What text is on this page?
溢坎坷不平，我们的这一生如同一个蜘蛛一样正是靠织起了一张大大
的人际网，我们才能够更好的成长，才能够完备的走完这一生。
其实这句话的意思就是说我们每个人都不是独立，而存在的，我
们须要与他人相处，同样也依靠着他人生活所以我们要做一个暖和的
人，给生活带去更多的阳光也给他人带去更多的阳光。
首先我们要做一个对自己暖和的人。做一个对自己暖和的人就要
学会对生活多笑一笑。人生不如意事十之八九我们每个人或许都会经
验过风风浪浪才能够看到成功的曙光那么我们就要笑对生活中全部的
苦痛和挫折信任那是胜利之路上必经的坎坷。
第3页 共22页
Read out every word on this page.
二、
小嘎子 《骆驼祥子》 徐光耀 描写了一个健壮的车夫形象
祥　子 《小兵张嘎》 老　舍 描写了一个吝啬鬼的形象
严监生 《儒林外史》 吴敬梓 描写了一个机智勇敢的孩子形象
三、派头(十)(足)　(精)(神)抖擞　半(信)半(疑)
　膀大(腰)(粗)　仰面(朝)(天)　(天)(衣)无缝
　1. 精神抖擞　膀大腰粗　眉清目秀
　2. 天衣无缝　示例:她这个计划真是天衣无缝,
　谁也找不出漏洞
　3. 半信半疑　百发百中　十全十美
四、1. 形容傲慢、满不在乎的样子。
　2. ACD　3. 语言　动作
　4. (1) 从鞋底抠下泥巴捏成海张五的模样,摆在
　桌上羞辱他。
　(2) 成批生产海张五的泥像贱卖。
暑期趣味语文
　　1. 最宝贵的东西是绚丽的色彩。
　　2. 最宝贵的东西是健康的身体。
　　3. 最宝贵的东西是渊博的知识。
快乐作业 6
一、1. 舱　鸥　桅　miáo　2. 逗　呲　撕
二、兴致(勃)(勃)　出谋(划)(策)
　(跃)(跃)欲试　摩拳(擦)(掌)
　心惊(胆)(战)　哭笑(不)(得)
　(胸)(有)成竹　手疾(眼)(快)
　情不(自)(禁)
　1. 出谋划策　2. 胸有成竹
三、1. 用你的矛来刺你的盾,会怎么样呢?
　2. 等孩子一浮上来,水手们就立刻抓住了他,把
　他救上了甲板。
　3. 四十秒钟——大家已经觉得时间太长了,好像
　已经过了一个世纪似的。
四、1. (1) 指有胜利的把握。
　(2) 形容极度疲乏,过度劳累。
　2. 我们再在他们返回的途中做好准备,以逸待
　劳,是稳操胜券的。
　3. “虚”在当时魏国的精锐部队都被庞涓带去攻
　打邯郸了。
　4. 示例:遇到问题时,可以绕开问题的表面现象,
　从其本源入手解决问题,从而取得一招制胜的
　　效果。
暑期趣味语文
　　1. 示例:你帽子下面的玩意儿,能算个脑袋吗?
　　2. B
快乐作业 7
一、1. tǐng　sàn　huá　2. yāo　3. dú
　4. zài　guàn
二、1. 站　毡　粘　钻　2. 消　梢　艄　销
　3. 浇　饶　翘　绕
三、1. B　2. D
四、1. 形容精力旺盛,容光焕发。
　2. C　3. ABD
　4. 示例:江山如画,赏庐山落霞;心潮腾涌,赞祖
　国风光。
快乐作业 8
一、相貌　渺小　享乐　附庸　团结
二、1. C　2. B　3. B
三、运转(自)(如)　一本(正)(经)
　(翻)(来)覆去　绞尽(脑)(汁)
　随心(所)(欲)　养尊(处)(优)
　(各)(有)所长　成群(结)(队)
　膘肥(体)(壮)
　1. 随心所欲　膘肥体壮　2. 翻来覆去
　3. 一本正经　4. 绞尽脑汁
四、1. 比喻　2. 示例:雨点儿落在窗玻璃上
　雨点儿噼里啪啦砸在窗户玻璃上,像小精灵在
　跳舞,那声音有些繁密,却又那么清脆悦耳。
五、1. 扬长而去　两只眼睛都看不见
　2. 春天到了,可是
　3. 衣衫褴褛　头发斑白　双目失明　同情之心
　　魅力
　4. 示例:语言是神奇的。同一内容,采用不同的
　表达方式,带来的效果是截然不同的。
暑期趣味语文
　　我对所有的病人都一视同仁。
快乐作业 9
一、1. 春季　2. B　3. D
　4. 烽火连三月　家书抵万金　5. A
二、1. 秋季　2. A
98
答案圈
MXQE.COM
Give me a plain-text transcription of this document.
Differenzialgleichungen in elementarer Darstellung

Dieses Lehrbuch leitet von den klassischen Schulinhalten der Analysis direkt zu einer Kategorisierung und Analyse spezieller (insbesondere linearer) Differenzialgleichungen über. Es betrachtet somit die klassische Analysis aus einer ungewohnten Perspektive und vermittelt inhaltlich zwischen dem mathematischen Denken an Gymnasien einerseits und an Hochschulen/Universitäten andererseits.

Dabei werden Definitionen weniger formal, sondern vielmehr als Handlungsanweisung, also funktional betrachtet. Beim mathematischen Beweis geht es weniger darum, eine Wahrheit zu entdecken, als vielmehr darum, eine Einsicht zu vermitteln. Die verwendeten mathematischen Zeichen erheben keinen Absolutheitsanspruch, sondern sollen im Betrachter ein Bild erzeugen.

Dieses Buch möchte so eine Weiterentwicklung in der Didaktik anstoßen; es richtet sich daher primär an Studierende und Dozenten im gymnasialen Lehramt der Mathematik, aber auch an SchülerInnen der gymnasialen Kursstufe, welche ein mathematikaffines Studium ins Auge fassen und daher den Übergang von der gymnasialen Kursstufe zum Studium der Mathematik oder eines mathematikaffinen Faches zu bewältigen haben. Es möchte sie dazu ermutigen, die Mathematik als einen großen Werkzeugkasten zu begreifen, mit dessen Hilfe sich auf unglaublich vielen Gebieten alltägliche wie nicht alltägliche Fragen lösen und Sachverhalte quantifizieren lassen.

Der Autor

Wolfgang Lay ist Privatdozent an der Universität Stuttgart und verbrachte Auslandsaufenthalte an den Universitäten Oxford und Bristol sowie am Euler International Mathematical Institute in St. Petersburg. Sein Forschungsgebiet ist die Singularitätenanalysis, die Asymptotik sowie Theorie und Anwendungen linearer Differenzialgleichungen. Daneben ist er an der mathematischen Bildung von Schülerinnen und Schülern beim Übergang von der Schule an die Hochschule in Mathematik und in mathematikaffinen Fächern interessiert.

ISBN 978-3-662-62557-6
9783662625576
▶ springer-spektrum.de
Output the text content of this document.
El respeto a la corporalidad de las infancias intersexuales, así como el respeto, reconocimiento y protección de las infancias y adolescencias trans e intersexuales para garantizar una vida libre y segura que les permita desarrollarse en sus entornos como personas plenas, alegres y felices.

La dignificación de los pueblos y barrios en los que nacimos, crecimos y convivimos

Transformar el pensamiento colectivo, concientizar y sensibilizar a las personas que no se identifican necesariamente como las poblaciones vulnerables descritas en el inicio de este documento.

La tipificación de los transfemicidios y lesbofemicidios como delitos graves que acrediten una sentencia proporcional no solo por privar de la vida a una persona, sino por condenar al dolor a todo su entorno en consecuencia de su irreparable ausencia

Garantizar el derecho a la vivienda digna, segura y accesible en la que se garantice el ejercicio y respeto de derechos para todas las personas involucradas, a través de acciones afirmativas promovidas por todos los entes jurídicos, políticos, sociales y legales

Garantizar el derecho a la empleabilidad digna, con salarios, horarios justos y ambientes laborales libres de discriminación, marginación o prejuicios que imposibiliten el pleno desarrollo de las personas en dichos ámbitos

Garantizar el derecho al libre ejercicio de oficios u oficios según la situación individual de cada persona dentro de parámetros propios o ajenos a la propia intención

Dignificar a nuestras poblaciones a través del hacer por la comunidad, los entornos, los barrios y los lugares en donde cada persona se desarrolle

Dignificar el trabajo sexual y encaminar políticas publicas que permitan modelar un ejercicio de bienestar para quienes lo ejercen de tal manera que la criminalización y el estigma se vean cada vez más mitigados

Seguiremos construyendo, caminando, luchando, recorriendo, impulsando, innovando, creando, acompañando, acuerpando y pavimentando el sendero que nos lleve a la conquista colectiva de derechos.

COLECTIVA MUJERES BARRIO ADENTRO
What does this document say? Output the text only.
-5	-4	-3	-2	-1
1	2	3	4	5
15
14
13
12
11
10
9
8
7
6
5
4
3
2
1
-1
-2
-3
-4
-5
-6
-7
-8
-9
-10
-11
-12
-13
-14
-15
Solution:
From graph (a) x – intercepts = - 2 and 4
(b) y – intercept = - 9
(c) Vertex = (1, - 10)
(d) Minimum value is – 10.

○ ○ ○ ○ ○

## WHAT TO PRODUCE
From the records above, copy every line that holds the word "text".

## IN RESPONSE
What text is on this page?
Give me a plain-text transcription of this document.
Output the text content of this document.
What does this document say? Output the text only.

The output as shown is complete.